Exiv2 / exiv2

Image metadata library and tools
http://www.exiv2.org/
Other
930 stars 281 forks source link

XmpParser::encode() swallowing exceptions #1401

Open moon6969 opened 3 years ago

moon6969 commented 3 years ago

When setting an invalid Xmp key name with a unicode character like this... xmpData["Xmp.xmp.Rating↕"] = 69; No exception is thrown at the above line, but the subsequent image->writeMetadata(); is giving some stderr (since debug build)...

Error: XMP Toolkit error 102: Bad XML name
Error: Failed to encode XMP metadata.

Looking at exiv2-0.27.3 xmp.cpp, the exception is being caught but not re-thrown here or in the caller JpegBase::doWriteMetadata().

Is this intentional? How can I catch "XMP_Error"s in my application?

Contrast this with setting a badly formed Xmp key name which get a 'kerInvalidKey' exception thrown by the assignment... xmpData["Rating"] = 69;

clanmills commented 3 years ago

Nobody can answer the question "Is this intentional" because the person who implemented that left the project before I joined in 2008.

However I think the exception should be caught in xmp.cpp and converted to an Exiv2::Error just as done here.

    void XmpParser::registeredNamespaces(Exiv2::Dictionary& dict)
    {
        bool bInit = !initialized_;
        try {
            if (bInit) initialize();
            SXMPMeta::DumpNamespaces(nsDumper,&dict);
            if (bInit) terminate();
        } catch (const XMP_Error& e) {
            throw Error(kerXMPToolkitError, e.GetID(), e.GetErrMsg());
        }
    }

I don't think you can catch exceptions thrown by XMP as they are usually "absorbed" (caught) in xmp.cpp.

When your call image->writeMetadata(), your image handler calls his writeMetadata() (in JpegBase) and the different metadata families (Exif, IPTC and XMP) are serialised and written to temporary storage. If nothing bad happens, the temporary storage is then copied into your valuable image.

I believe the serialization of XMP happens in XmpParser::encode() which should have caught the 102 (from XMPsdk) and thrown an Exiv2::Error(). However looking at the code, I see:

int XmpParser::encode(      std::string& xmpPacket,
                          const XmpData&     xmpData,
                                uint16_t     formatFlags,
                                uint32_t     padding)
    { try {
 ........ 
    catch (const XMP_Error& e) {
        EXV_ERROR << Error(kerXMPToolkitError, e.GetID(), e.GetErrMsg()) << "\n";
        return 3;
    }
 }

Looks to me as though he is returning 3 when there's serious trouble down below. I don't remember what's happening in the image handler's writeMetadata(). He might understand the 3, or there again, he might ignore it.

A good first step would be to turn on the more debugging by putting the following near the front of src/xmp.cpp

#ifdef SUPPRESS_WARNINGS
#undef SUPPRESS_WARNINGS
#endif 

We're in for a little searching and debugging here. However I'm 100% confident of success. Together, we'll defeat this puppy. (no insult intended to dogs, seals or other creatures: dead or alive).

____________________

- JOBS
- A) Do the following statements agree with the Exiv2 issue thread about XmpParser::encode()? Answer yes or no for each and quote the words from the thread that decide it.
(i) The assignment xmpData["Xmp.xmp.Rating↕"] = 69 throws an exception.
(ii) The commenter clanmills joined the project in 2008.
(iii) After catching an XMP_Error, XmpParser::encode() returns 3.
- B) Continue the Exiv2 issue thread about XmpParser::encode() past its last comment, picking up right after the closing remark about dogs and seals.

Data records
____________________

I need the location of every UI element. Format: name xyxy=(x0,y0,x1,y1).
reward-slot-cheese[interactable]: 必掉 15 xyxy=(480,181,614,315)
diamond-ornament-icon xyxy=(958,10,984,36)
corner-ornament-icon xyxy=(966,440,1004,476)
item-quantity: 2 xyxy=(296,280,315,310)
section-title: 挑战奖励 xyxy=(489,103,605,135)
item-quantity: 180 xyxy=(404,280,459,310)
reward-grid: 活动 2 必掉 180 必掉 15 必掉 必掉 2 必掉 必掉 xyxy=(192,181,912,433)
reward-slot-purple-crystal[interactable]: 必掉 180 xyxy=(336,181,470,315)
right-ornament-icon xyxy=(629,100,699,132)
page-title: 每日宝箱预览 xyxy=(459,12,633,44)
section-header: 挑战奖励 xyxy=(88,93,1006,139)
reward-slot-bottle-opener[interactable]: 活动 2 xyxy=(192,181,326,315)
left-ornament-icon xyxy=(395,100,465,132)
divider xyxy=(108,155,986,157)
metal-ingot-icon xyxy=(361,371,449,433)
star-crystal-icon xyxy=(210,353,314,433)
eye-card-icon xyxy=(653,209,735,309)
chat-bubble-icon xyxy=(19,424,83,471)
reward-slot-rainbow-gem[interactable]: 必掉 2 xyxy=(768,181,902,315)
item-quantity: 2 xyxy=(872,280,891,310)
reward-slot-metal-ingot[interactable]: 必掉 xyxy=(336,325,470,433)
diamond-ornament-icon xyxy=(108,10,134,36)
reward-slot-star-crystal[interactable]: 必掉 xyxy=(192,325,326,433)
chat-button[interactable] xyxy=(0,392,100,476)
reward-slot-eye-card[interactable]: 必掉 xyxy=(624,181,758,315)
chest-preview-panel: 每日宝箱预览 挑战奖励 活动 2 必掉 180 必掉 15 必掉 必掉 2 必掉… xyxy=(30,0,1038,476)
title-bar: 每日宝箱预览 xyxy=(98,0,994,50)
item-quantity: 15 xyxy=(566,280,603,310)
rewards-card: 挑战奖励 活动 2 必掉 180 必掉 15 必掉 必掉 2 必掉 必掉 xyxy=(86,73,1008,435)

____________________

- RESPONSES FOR EACH TASK
- A)
(i) No: "No exception is thrown at the above line"
(ii) Yes: "the person who implemented that left the project before I joined in 2008."
(iii) Yes: "return 3;"

- B)
piponazo commented 3 years ago

I agree with you analysis @clanmills . The documentation for writeMetadata() says:

        /*!
          @brief Write metadata back to the image.

          All existing metadata sections in the image are either created,
          replaced, or erased. If values for a given metadata type have been
          assigned, a section for that metadata type will either be created or
          replaced. If no values have been assigned to a given metadata type,
          any exists section for that metadata type will be removed from the
          image.

          @throw Error if the operation fails
         */
        virtual void writeMetadata() =0;

At the moment we are not checking the error codes in many of the internal calls from writeMetadata(), so it would be better to propagate the Exiv2::Error

moon6969 commented 3 years ago

Thanks both - consistently propagating Exiv2::Error definitely seems the way to go.

I suspect it will make some users of the library squirm though if exceptions start popping up where it used to fail silently.

I'll get a Exiv2 dev environment setup and poke about a bit further.

clanmills commented 3 years ago

I agree with @moon6969 that we should be cautious about changing this on 0.27-maintenance. This issue has been in the code for about 15 years without discussion. So doing nothing isn't likely to upset anybody. However if we break a user's working code, we will seriously upset somebody.

So let's fix this on 'master' and add something to the test suite (based on your report). If another 0.27-maintenance user reports something about we can:

  1. Refer them to this discussion.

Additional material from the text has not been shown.